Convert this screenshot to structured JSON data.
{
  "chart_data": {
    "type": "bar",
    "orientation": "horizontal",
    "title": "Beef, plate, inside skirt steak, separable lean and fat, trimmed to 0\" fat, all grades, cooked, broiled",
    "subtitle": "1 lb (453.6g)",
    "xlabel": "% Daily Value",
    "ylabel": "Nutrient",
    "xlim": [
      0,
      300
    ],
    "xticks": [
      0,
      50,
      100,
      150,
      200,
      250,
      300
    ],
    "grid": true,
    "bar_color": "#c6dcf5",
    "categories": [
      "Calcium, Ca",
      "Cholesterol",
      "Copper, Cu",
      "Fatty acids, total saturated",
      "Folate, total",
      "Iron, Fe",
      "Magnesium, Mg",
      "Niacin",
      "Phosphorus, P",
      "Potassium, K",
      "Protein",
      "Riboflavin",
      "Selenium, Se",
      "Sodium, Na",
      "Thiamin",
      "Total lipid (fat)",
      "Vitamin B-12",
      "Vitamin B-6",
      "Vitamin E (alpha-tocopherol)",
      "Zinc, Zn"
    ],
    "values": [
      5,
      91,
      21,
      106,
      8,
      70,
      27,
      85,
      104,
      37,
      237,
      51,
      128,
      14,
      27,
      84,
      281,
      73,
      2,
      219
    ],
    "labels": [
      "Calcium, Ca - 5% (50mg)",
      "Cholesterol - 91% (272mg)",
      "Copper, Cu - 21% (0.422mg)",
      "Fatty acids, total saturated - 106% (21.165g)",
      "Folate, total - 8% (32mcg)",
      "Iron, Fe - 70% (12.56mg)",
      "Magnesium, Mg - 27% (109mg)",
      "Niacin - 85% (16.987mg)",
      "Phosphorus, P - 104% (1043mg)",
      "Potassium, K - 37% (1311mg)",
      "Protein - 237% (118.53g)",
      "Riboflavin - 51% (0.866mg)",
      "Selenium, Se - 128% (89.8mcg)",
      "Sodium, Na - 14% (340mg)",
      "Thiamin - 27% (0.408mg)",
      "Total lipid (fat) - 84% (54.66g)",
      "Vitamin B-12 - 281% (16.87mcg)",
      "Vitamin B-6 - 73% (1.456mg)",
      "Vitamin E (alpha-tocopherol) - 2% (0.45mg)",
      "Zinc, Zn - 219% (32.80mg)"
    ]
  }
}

=====

WHAT YOU HAVE TO DO: Using the data above, return each line exactly as written.

RESPONSE TO THE TASK:
Convert this screenshot to structured JSON data.
{
  "chart_data": {
    "type": "bar",
    "orientation": "horizontal",
    "title": "Beef, plate, inside skirt steak, separable lean and fat, trimmed to 0\" fat, all grades, cooked, broiled",
    "subtitle": "1 lb (453.6g)",
    "xlabel": "% Daily Value",
    "ylabel": "Nutrient",
    "xlim": [
      0,
      300
    ],
    "xticks": [
      0,
      50,
      100,
      150,
      200,
      250,
      300
    ],
    "grid": true,
    "bar_color": "#c6dcf5",
    "categories": [
      "Calcium, Ca",
      "Cholesterol",
      "Copper, Cu",
      "Fatty acids, total saturated",
      "Folate, total",
      "Iron, Fe",
      "Magnesium, Mg",
      "Niacin",
      "Phosphorus, P",
      "Potassium, K",
      "Protein",
      "Riboflavin",
      "Selenium, Se",
      "Sodium, Na",
      "Thiamin",
      "Total lipid (fat)",
      "Vitamin B-12",
      "Vitamin B-6",
      "Vitamin E (alpha-tocopherol)",
      "Zinc, Zn"
    ],
    "values": [
      5,
      91,
      21,
      106,
      8,
      70,
      27,
      85,
      104,
      37,
      237,
      51,
      128,
      14,
      27,
      84,
      281,
      73,
      2,
      219
    ],
    "labels": [
      "Calcium, Ca - 5% (50mg)",
      "Cholesterol - 91% (272mg)",
      "Copper, Cu - 21% (0.422mg)",
      "Fatty acids, total saturated - 106% (21.165g)",
      "Folate, total - 8% (32mcg)",
      "Iron, Fe - 70% (12.56mg)",
      "Magnesium, Mg - 27% (109mg)",
      "Niacin - 85% (16.987mg)",
      "Phosphorus, P - 104% (1043mg)",
      "Potassium, K - 37% (1311mg)",
      "Protein - 237% (118.53g)",
      "Riboflavin - 51% (0.866mg)",
      "Selenium, Se - 128% (89.8mcg)",
      "Sodium, Na - 14% (340mg)",
      "Thiamin - 27% (0.408mg)",
      "Total lipid (fat) - 84% (54.66g)",
      "Vitamin B-12 - 281% (16.87mcg)",
      "Vitamin B-6 - 73% (1.456mg)",
      "Vitamin E (alpha-tocopherol) - 2% (0.45mg)",
      "Zinc, Zn - 219% (32.80mg)"
    ]
  }
}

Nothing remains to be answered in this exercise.